* _MATERIALS PROVIDED_:
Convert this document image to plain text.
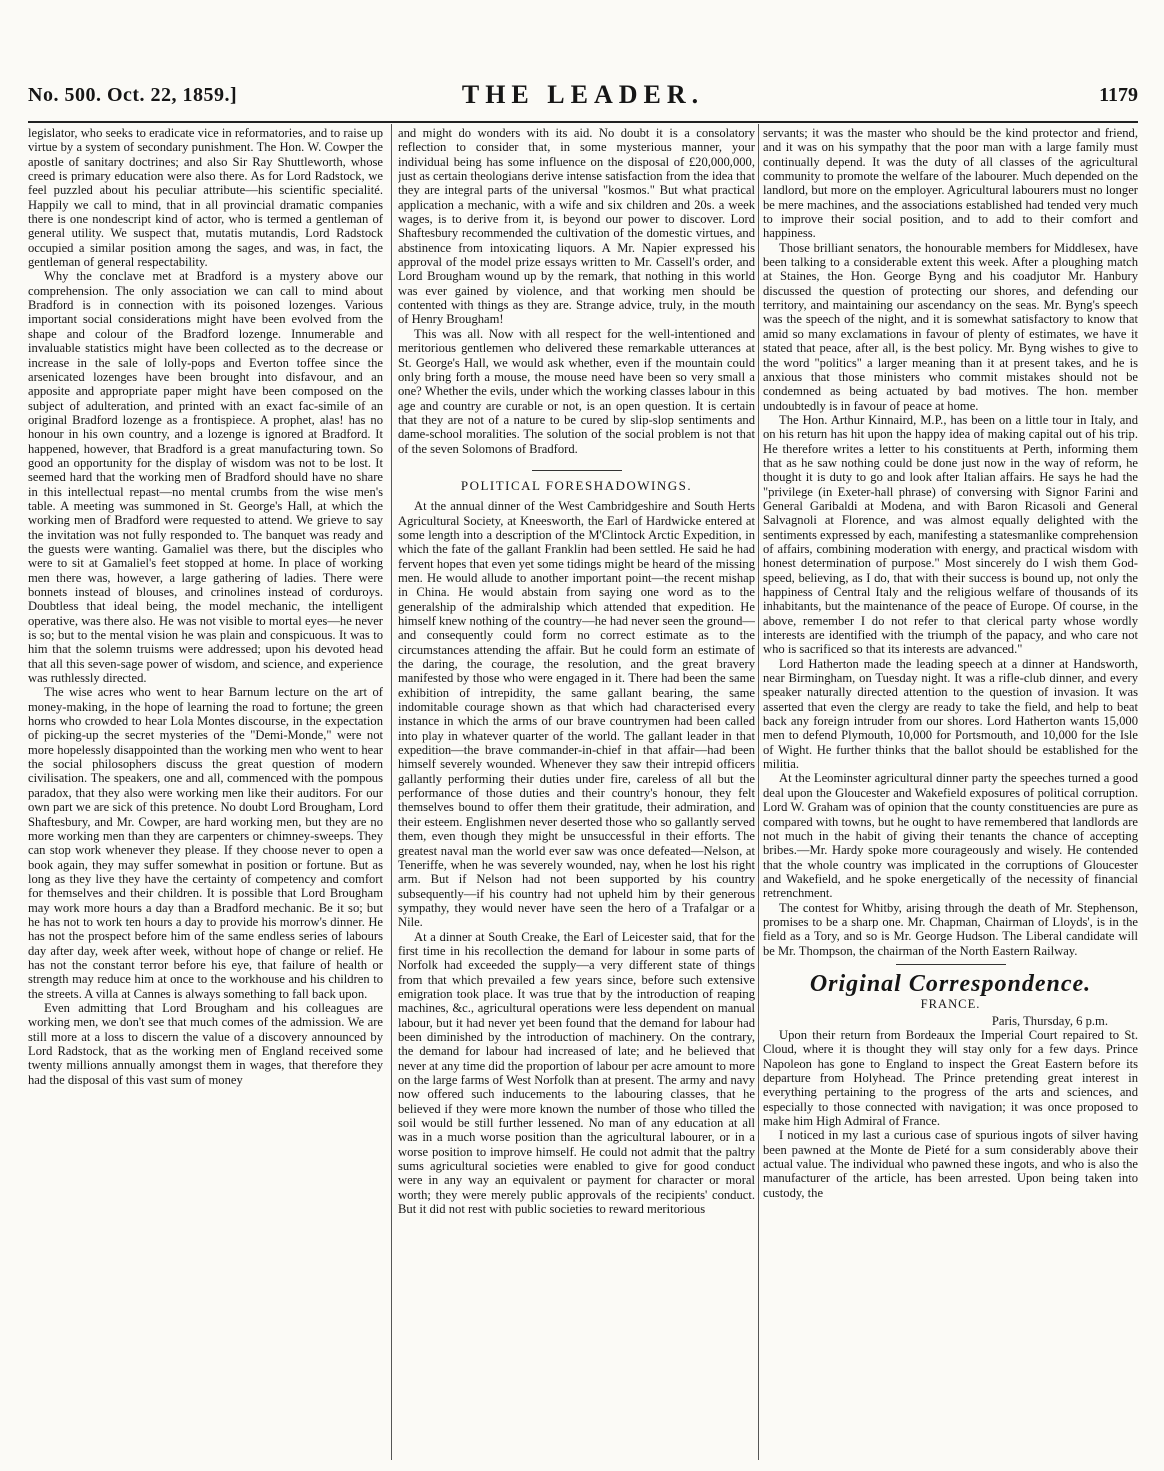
No. 500. Oct. 22, 1859.]	THE LEADER.	1179

legislator, who seeks to eradicate vice in reformatories, and to raise up virtue by a system of secondary punishment. The Hon. W. Cowper the apostle of sanitary doctrines; and also Sir Ray Shuttleworth, whose creed is primary education were also there. As for Lord Radstock, we feel puzzled about his peculiar attribute—his scientific specialité. Happily we call to mind, that in all provincial dramatic companies there is one nondescript kind of actor, who is termed a gentleman of general utility. We suspect that, mutatis mutandis, Lord Radstock occupied a similar position among the sages, and was, in fact, the gentleman of general respectability.

Why the conclave met at Bradford is a mystery above our comprehension. The only association we can call to mind about Bradford is in connection with its poisoned lozenges. Various important social considerations might have been evolved from the shape and colour of the Bradford lozenge. Innumerable and invaluable statistics might have been collected as to the decrease or increase in the sale of lolly-pops and Everton toffee since the arsenicated lozenges have been brought into disfavour, and an apposite and appropriate paper might have been composed on the subject of adulteration, and printed with an exact fac-simile of an original Bradford lozenge as a frontispiece. A prophet, alas! has no honour in his own country, and a lozenge is ignored at Bradford. It happened, however, that Bradford is a great manufacturing town. So good an opportunity for the display of wisdom was not to be lost. It seemed hard that the working men of Bradford should have no share in this intellectual repast—no mental crumbs from the wise men's table. A meeting was summoned in St. George's Hall, at which the working men of Bradford were requested to attend. We grieve to say the invitation was not fully responded to. The banquet was ready and the guests were wanting. Gamaliel was there, but the disciples who were to sit at Gamaliel's feet stopped at home. In place of working men there was, however, a large gathering of ladies. There were bonnets instead of blouses, and crinolines instead of corduroys. Doubtless that ideal being, the model mechanic, the intelligent operative, was there also. He was not visible to mortal eyes—he never is so; but to the mental vision he was plain and conspicuous. It was to him that the solemn truisms were addressed; upon his devoted head that all this seven-sage power of wisdom, and science, and experience was ruthlessly directed.

The wise acres who went to hear Barnum lecture on the art of money-making, in the hope of learning the road to fortune; the green horns who crowded to hear Lola Montes discourse, in the expectation of picking-up the secret mysteries of the "Demi-Monde," were not more hopelessly disappointed than the working men who went to hear the social philosophers discuss the great question of modern civilisation. The speakers, one and all, commenced with the pompous paradox, that they also were working men like their auditors. For our own part we are sick of this pretence. No doubt Lord Brougham, Lord Shaftesbury, and Mr. Cowper, are hard working men, but they are no more working men than they are carpenters or chimney-sweeps. They can stop work whenever they please. If they choose never to open a book again, they may suffer somewhat in position or fortune. But as long as they live they have the certainty of competency and comfort for themselves and their children. It is possible that Lord Brougham may work more hours a day than a Bradford mechanic. Be it so; but he has not to work ten hours a day to provide his morrow's dinner. He has not the prospect before him of the same endless series of labours day after day, week after week, without hope of change or relief. He has not the constant terror before his eye, that failure of health or strength may reduce him at once to the workhouse and his children to the streets. A villa at Cannes is always something to fall back upon.

Even admitting that Lord Brougham and his colleagues are working men, we don't see that much comes of the admission. We are still more at a loss to discern the value of a discovery announced by Lord Radstock, that as the working men of England received some twenty millions annually amongst them in wages, that therefore they had the disposal of this vast sum of money

and might do wonders with its aid. No doubt it is a consolatory reflection to consider that, in some mysterious manner, your individual being has some influence on the disposal of £20,000,000, just as certain theologians derive intense satisfaction from the idea that they are integral parts of the universal "kosmos." But what practical application a mechanic, with a wife and six children and 20s. a week wages, is to derive from it, is beyond our power to discover. Lord Shaftesbury recommended the cultivation of the domestic virtues, and abstinence from intoxicating liquors. A Mr. Napier expressed his approval of the model prize essays written to Mr. Cassell's order, and Lord Brougham wound up by the remark, that nothing in this world was ever gained by violence, and that working men should be contented with things as they are. Strange advice, truly, in the mouth of Henry Brougham!

This was all. Now with all respect for the well-intentioned and meritorious gentlemen who delivered these remarkable utterances at St. George's Hall, we would ask whether, even if the mountain could only bring forth a mouse, the mouse need have been so very small a one? Whether the evils, under which the working classes labour in this age and country are curable or not, is an open question. It is certain that they are not of a nature to be cured by slip-slop sentiments and dame-school moralities. The solution of the social problem is not that of the seven Solomons of Bradford.

POLITICAL FORESHADOWINGS.

At the annual dinner of the West Cambridgeshire and South Herts Agricultural Society, at Kneesworth, the Earl of Hardwicke entered at some length into a description of the M'Clintock Arctic Expedition, in which the fate of the gallant Franklin had been settled. He said he had fervent hopes that even yet some tidings might be heard of the missing men. He would allude to another important point—the recent mishap in China. He would abstain from saying one word as to the generalship of the admiralship which attended that expedition. He himself knew nothing of the country—he had never seen the ground—and consequently could form no correct estimate as to the circumstances attending the affair. But he could form an estimate of the daring, the courage, the resolution, and the great bravery manifested by those who were engaged in it. There had been the same exhibition of intrepidity, the same gallant bearing, the same indomitable courage shown as that which had characterised every instance in which the arms of our brave countrymen had been called into play in whatever quarter of the world. The gallant leader in that expedition—the brave commander-in-chief in that affair—had been himself severely wounded. Whenever they saw their intrepid officers gallantly performing their duties under fire, careless of all but the performance of those duties and their country's honour, they felt themselves bound to offer them their gratitude, their admiration, and their esteem. Englishmen never deserted those who so gallantly served them, even though they might be unsuccessful in their efforts. The greatest naval man the world ever saw was once defeated—Nelson, at Teneriffe, when he was severely wounded, nay, when he lost his right arm. But if Nelson had not been supported by his country subsequently—if his country had not upheld him by their generous sympathy, they would never have seen the hero of a Trafalgar or a Nile.

At a dinner at South Creake, the Earl of Leicester said, that for the first time in his recollection the demand for labour in some parts of Norfolk had exceeded the supply—a very different state of things from that which prevailed a few years since, before such extensive emigration took place. It was true that by the introduction of reaping machines, &c., agricultural operations were less dependent on manual labour, but it had never yet been found that the demand for labour had been diminished by the introduction of machinery. On the contrary, the demand for labour had increased of late; and he believed that never at any time did the proportion of labour per acre amount to more on the large farms of West Norfolk than at present. The army and navy now offered such inducements to the labouring classes, that he believed if they were more known the number of those who tilled the soil would be still further lessened. No man of any education at all was in a much worse position than the agricultural labourer, or in a worse position to improve himself. He could not admit that the paltry sums agricultural societies were enabled to give for good conduct were in any way an equivalent or payment for character or moral worth; they were merely public approvals of the recipients' conduct. But it did not rest with public societies to reward meritorious

servants; it was the master who should be the kind protector and friend, and it was on his sympathy that the poor man with a large family must continually depend. It was the duty of all classes of the agricultural community to promote the welfare of the labourer. Much depended on the landlord, but more on the employer. Agricultural labourers must no longer be mere machines, and the associations established had tended very much to improve their social position, and to add to their comfort and happiness.

Those brilliant senators, the honourable members for Middlesex, have been talking to a considerable extent this week. After a ploughing match at Staines, the Hon. George Byng and his coadjutor Mr. Hanbury discussed the question of protecting our shores, and defending our territory, and maintaining our ascendancy on the seas. Mr. Byng's speech was the speech of the night, and it is somewhat satisfactory to know that amid so many exclamations in favour of plenty of estimates, we have it stated that peace, after all, is the best policy. Mr. Byng wishes to give to the word "politics" a larger meaning than it at present takes, and he is anxious that those ministers who commit mistakes should not be condemned as being actuated by bad motives. The hon. member undoubtedly is in favour of peace at home.

The Hon. Arthur Kinnaird, M.P., has been on a little tour in Italy, and on his return has hit upon the happy idea of making capital out of his trip. He therefore writes a letter to his constituents at Perth, informing them that as he saw nothing could be done just now in the way of reform, he thought it is duty to go and look after Italian affairs. He says he had the "privilege (in Exeter-hall phrase) of conversing with Signor Farini and General Garibaldi at Modena, and with Baron Ricasoli and General Salvagnoli at Florence, and was almost equally delighted with the sentiments expressed by each, manifesting a statesmanlike comprehension of affairs, combining moderation with energy, and practical wisdom with honest determination of purpose." Most sincerely do I wish them God-speed, believing, as I do, that with their success is bound up, not only the happiness of Central Italy and the religious welfare of thousands of its inhabitants, but the maintenance of the peace of Europe. Of course, in the above, remember I do not refer to that clerical party whose wordly interests are identified with the triumph of the papacy, and who care not who is sacrificed so that its interests are advanced."

Lord Hatherton made the leading speech at a dinner at Handsworth, near Birmingham, on Tuesday night. It was a rifle-club dinner, and every speaker naturally directed attention to the question of invasion. It was asserted that even the clergy are ready to take the field, and help to beat back any foreign intruder from our shores. Lord Hatherton wants 15,000 men to defend Plymouth, 10,000 for Portsmouth, and 10,000 for the Isle of Wight. He further thinks that the ballot should be established for the militia.

At the Leominster agricultural dinner party the speeches turned a good deal upon the Gloucester and Wakefield exposures of political corruption. Lord W. Graham was of opinion that the county constituencies are pure as compared with towns, but he ought to have remembered that landlords are not much in the habit of giving their tenants the chance of accepting bribes.—Mr. Hardy spoke more courageously and wisely. He contended that the whole country was implicated in the corruptions of Gloucester and Wakefield, and he spoke energetically of the necessity of financial retrenchment.

The contest for Whitby, arising through the death of Mr. Stephenson, promises to be a sharp one. Mr. Chapman, Chairman of Lloyds', is in the field as a Tory, and so is Mr. George Hudson. The Liberal candidate will be Mr. Thompson, the chairman of the North Eastern Railway.

Original Correspondence.
FRANCE.
Paris, Thursday, 6 p.m.

Upon their return from Bordeaux the Imperial Court repaired to St. Cloud, where it is thought they will stay only for a few days. Prince Napoleon has gone to England to inspect the Great Eastern before its departure from Holyhead. The Prince pretending great interest in everything pertaining to the progress of the arts and sciences, and especially to those connected with navigation; it was once proposed to make him High Admiral of France.

I noticed in my last a curious case of spurious ingots of silver having been pawned at the Monte de Pieté for a sum considerably above their actual value. The individual who pawned these ingots, and who is also the manufacturer of the article, has been arrested. Upon being taken into custody, the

* _WHAT IS REQUIRED_: Look through the listing above. Pick out each line with "Eastern" and copy it.

* _ANSWER FOR THIS EXERCISE_:
The contest for Whitby, arising through the death of Mr. Stephenson, promises to be a sharp one. Mr. Chapman, Chairman of Lloyds', is in the field as a Tory, and so is Mr. George Hudson. The Liberal candidate will be Mr. Thompson, the chairman of the North Eastern Railway.
Upon their return from Bordeaux the Imperial Court repaired to St. Cloud, where it is thought they will stay only for a few days. Prince Napoleon has gone to England to inspect the Great Eastern before its departure from Holyhead. The Prince pretending great interest in everything pertaining to the progress of the arts and sciences, and especially to those connected with navigation; it was once proposed to make him High Admiral of France.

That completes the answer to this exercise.